▶ [Set exercise]: Find the line containing "What text is on this page?", then return it and every line after it through the end of the records, exactly. Leave out pictures.

(Dataset entries)

--

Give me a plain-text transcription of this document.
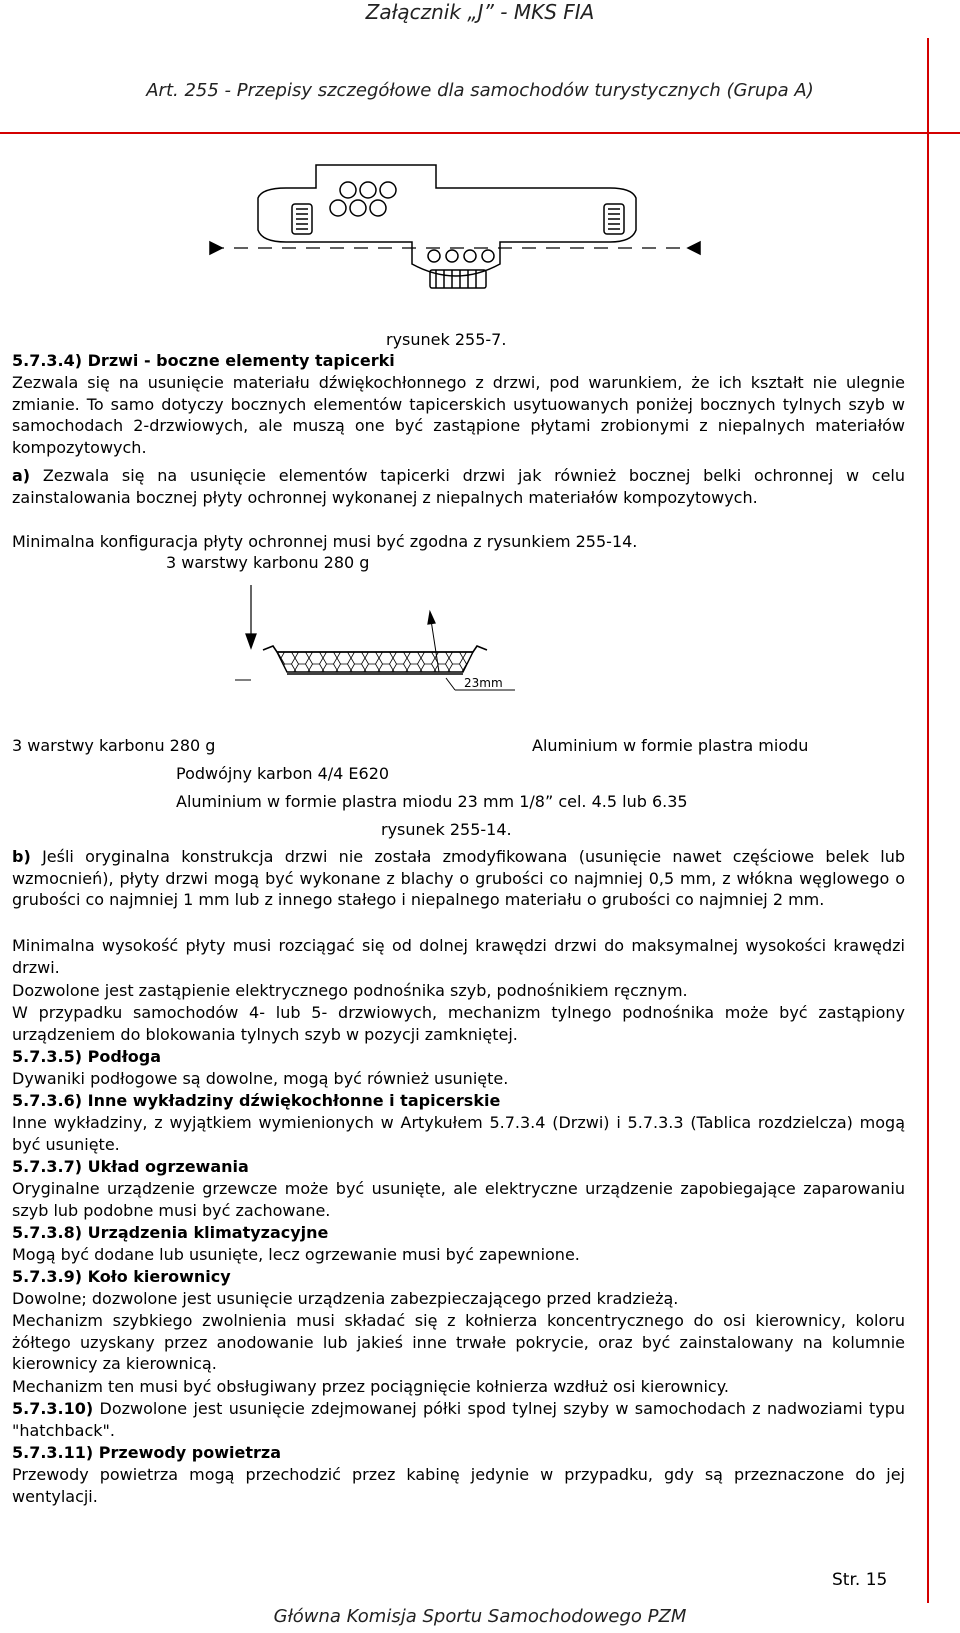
Załącznik „J” - MKS FIA
Art. 255 - Przepisy szczegółowe dla samochodów turystycznych (Grupa A)
rysunek 255-7.
5.7.3.4) Drzwi - boczne elementy tapicerki
Zezwala się na usunięcie materiału dźwiękochłonnego z drzwi, pod warunkiem, że ich kształt nie ulegnie zmianie. To samo dotyczy bocznych elementów tapicerskich usytuowanych poniżej bocznych tylnych szyb w samochodach 2-drzwiowych, ale muszą one być zastąpione płytami zrobionymi z niepalnych materiałów kompozytowych.
a) Zezwala się na usunięcie elementów tapicerki drzwi jak również bocznej belki ochronnej w celu zainstalowania bocznej płyty ochronnej wykonanej z niepalnych materiałów kompozytowych.
Minimalna konfiguracja płyty ochronnej musi być zgodna z rysunkiem 255-14.
3 warstwy karbonu 280 g
23mm
3 warstwy karbonu 280 g	Aluminium w formie plastra miodu
Podwójny karbon 4/4 E620
Aluminium w formie plastra miodu 23 mm 1/8” cel. 4.5 lub 6.35
rysunek 255-14.
b) Jeśli oryginalna konstrukcja drzwi nie została zmodyfikowana (usunięcie nawet częściowe belek lub wzmocnień), płyty drzwi mogą być wykonane z blachy o grubości co najmniej 0,5 mm, z włókna węglowego o grubości co najmniej 1 mm lub z innego stałego i niepalnego materiału o grubości co najmniej 2 mm.
Minimalna wysokość płyty musi rozciągać się od dolnej krawędzi drzwi do maksymalnej wysokości krawędzi drzwi.
Dozwolone jest zastąpienie elektrycznego podnośnika szyb, podnośnikiem ręcznym.
W przypadku samochodów 4- lub 5- drzwiowych, mechanizm tylnego podnośnika może być zastąpiony urządzeniem do blokowania tylnych szyb w pozycji zamkniętej.
5.7.3.5) Podłoga
Dywaniki podłogowe są dowolne, mogą być również usunięte.
5.7.3.6) Inne wykładziny dźwiękochłonne i tapicerskie
Inne wykładziny, z wyjątkiem wymienionych w Artykułem 5.7.3.4 (Drzwi) i 5.7.3.3 (Tablica rozdzielcza) mogą być usunięte.
5.7.3.7) Układ ogrzewania
Oryginalne urządzenie grzewcze może być usunięte, ale elektryczne urządzenie zapobiegające zaparowaniu szyb lub podobne musi być zachowane.
5.7.3.8) Urządzenia klimatyzacyjne
Mogą być dodane lub usunięte, lecz ogrzewanie musi być zapewnione.
5.7.3.9) Koło kierownicy
Dowolne; dozwolone jest usunięcie urządzenia zabezpieczającego przed kradzieżą.
Mechanizm szybkiego zwolnienia musi składać się z kołnierza koncentrycznego do osi kierownicy, koloru żółtego uzyskany przez anodowanie lub jakieś inne trwałe pokrycie, oraz być zainstalowany na kolumnie kierownicy za kierownicą.
Mechanizm ten musi być obsługiwany przez pociągnięcie kołnierza wzdłuż osi kierownicy.
5.7.3.10) Dozwolone jest usunięcie zdejmowanej półki spod tylnej szyby w samochodach z nadwoziami typu "hatchback".
5.7.3.11) Przewody powietrza
Przewody powietrza mogą przechodzić przez kabinę jedynie w przypadku, gdy są przeznaczone do jej wentylacji.
Str. 15
Główna Komisja Sportu Samochodowego PZM
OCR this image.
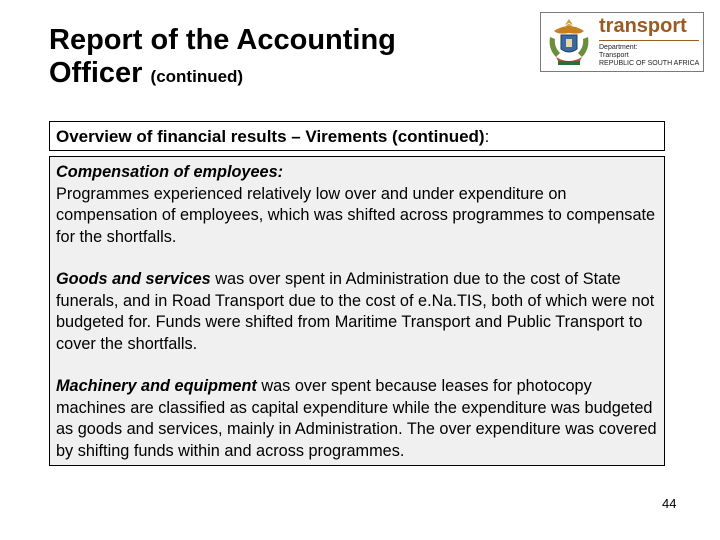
Report of the Accounting
Officer (continued)
transport
Department:
Transport
REPUBLIC OF SOUTH AFRICA
Overview of financial results – Virements (continued):

Compensation of employees:
Programmes experienced relatively low over and under expenditure on compensation of employees, which was shifted across programmes to compensate for the shortfalls.

Goods and services was over spent in Administration due to the cost of State funerals, and in Road Transport due to the cost of e.Na.TIS, both of which were not budgeted for. Funds were shifted from Maritime Transport and Public Transport to cover the shortfalls.

Machinery and equipment was over spent because leases for photocopy machines are classified as capital expenditure while the expenditure was budgeted as goods and services, mainly in Administration. The over expenditure was covered by shifting funds within and across programmes.

44
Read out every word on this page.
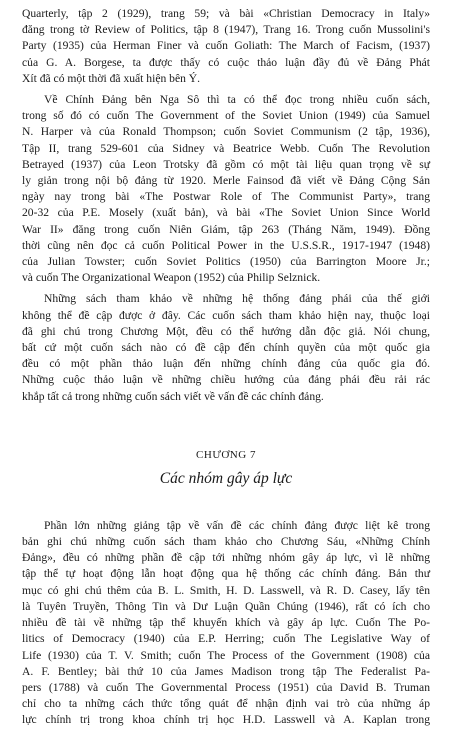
Quarterly, tập 2 (1929), trang 59; và bài «Christian Democracy in Italy»
đăng trong tờ Review of Politics, tập 8 (1947), Trang 16. Trong cuốn Mussolini's
Party (1935) của Herman Finer và cuốn Goliath: The March of Facism, (1937)
của G. A. Borgese, ta được thấy có cuộc thảo luận đầy đủ về Đảng Phát
Xít đã có một thời đã xuất hiện bên Ý.

Về Chính Đảng bên Nga Sô thì ta có thể đọc trong nhiều cuốn sách,
trong số đó có cuốn The Government of the Soviet Union (1949) của Samuel
N. Harper và của Ronald Thompson; cuốn Soviet Communism (2 tập, 1936),
Tập II, trang 529-601 của Sidney và Beatrice Webb. Cuốn The Revolution
Betrayed (1937) của Leon Trotsky đã gồm có một tài liệu quan trọng về sự
ly giản trong nội bộ đảng từ 1920. Merle Fainsod đã viết về Đảng Cộng Sản
ngày nay trong bài «The Postwar Role of The Communist Party», trang
20-32 của P.E. Mosely (xuất bản), và bài «The Soviet Union Since World
War II» đăng trong cuốn Niên Giám, tập 263 (Tháng Năm, 1949). Đồng
thời cũng nên đọc cả cuốn Political Power in the U.S.S.R., 1917-1947 (1948)
của Julian Towster; cuốn Soviet Politics (1950) của Barrington Moore Jr.;
và cuốn The Organizational Weapon (1952) của Philip Selznick.

Những sách tham khảo về những hệ thống đảng phái của thế giới
không thể đề cập được ở đây. Các cuốn sách tham khảo hiện nay, thuộc loại
đã ghi chú trong Chương Một, đều có thể hướng dẫn độc giả. Nói chung,
bất cứ một cuốn sách nào có đề cập đến chính quyền của một quốc gia
đều có một phần thảo luận đến những chính đảng của quốc gia đó.
Những cuộc thảo luận về những chiều hướng của đảng phái đều rải rác
khắp tất cả trong những cuốn sách viết về vấn đề các chính đảng.

CHƯƠNG 7
Các nhóm gây áp lực

Phần lớn những giảng tập về vấn đề các chính đảng được liệt kê trong
bản ghi chú những cuốn sách tham khảo cho Chương Sáu, «Những Chính
Đảng», đều có những phần đề cập tới những nhóm gây áp lực, vì lẽ những
tập thể tự hoạt động lẫn hoạt động qua hệ thống các chính đảng. Bản thư
mục có ghi chú thêm của B. L. Smith, H. D. Lasswell, và R. D. Casey, lấy tên
là Tuyên Truyền, Thông Tin và Dư Luận Quần Chúng (1946), rất có ích cho
nhiều đề tài về những tập thể khuyến khích và gây áp lực. Cuốn The Po-
litics of Democracy (1940) của E.P. Herring; cuốn The Legislative Way of
Life (1930) của T. V. Smith; cuốn The Process of the Government (1908) của
A. F. Bentley; bài thứ 10 của James Madison trong tập The Federalist Pa-
pers (1788) và cuốn The Governmental Process (1951) của David B. Truman
chỉ cho ta những cách thức tổng quát để nhận định vai trò của những áp
lực chính trị trong khoa chính trị học H.D. Lasswell và A. Kaplan trong
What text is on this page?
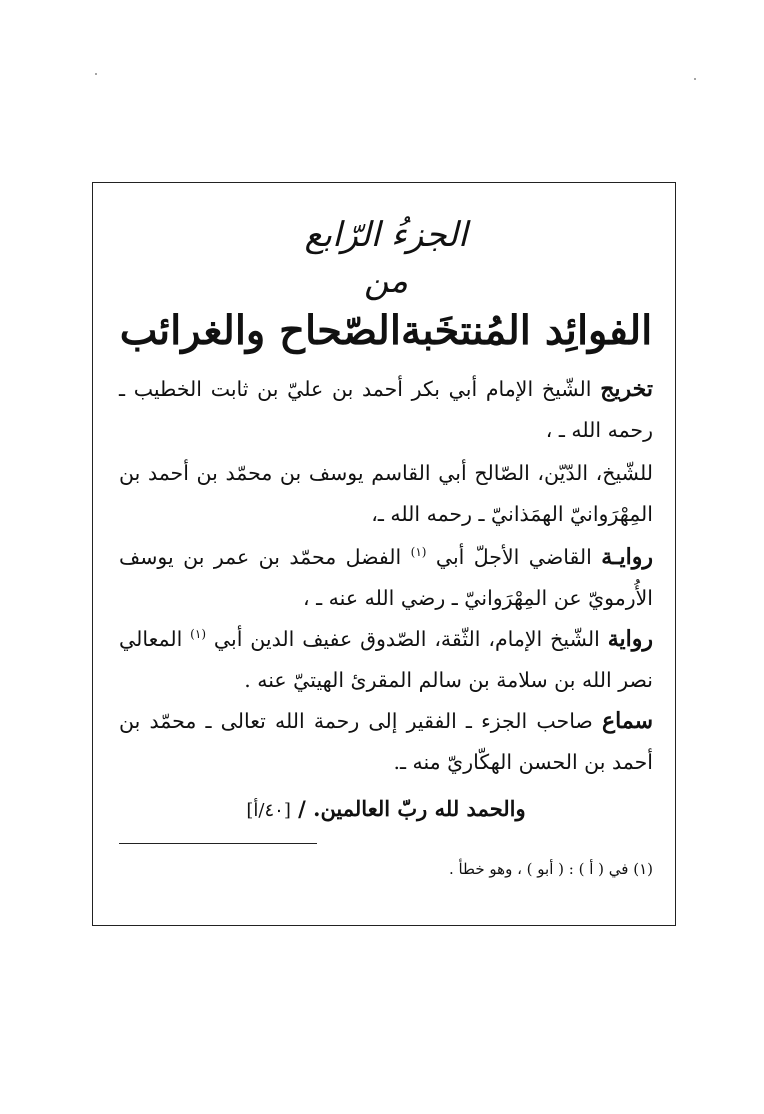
الجزءُ الرّابع
من
الفوائِد المُنتخَبةالصّحاح والغرائب
تخريج الشّيخ الإمام أبي بكر أحمد بن عليّ بن ثابت الخطيب ـ رحمه الله ـ ،
للشّيخ، الدّيّن، الصّالح أبي القاسم يوسف بن محمّد بن أحمد بن المِهْرَوانيّ الهمَذانيّ ـ رحمه الله ـ،
روايـة القاضي الأجلّ أبي $^{(١)}$ الفضل محمّد بن عمر بن يوسف الأُرمويّ عن المِهْرَوانيّ ـ رضي الله عنه ـ ،
رواية الشّيخ الإمام، الثّقة، الصّدوق عفيف الدين أبي $^{(١)}$ المعالي نصر الله بن سلامة بن سالم المقرئ الهيتيّ عنه .
سماع صاحب الجزء ـ الفقير إلى رحمة الله تعالى ـ محمّد بن أحمد بن الحسن الهكّاريّ منه ـ.
والحمد لله ربّ العالمين. / [٤٠/أ]
(١) في ( أ ) : ( أبو ) ، وهو خطأ .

--

▶ [Reply]:
What text is on this page?
الجزءُ الرّابع
من
الفوائِد المُنتخَبةالصّحاح والغرائب
تخريج الشّيخ الإمام أبي بكر أحمد بن عليّ بن ثابت الخطيب ـ رحمه الله ـ ،
للشّيخ، الدّيّن، الصّالح أبي القاسم يوسف بن محمّد بن أحمد بن المِهْرَوانيّ الهمَذانيّ ـ رحمه الله ـ،
روايـة القاضي الأجلّ أبي $^{(١)}$ الفضل محمّد بن عمر بن يوسف الأُرمويّ عن المِهْرَوانيّ ـ رضي الله عنه ـ ،
رواية الشّيخ الإمام، الثّقة، الصّدوق عفيف الدين أبي $^{(١)}$ المعالي نصر الله بن سلامة بن سالم المقرئ الهيتيّ عنه .
سماع صاحب الجزء ـ الفقير إلى رحمة الله تعالى ـ محمّد بن أحمد بن الحسن الهكّاريّ منه ـ.
والحمد لله ربّ العالمين. / [٤٠/أ]
(١) في ( أ ) : ( أبو ) ، وهو خطأ .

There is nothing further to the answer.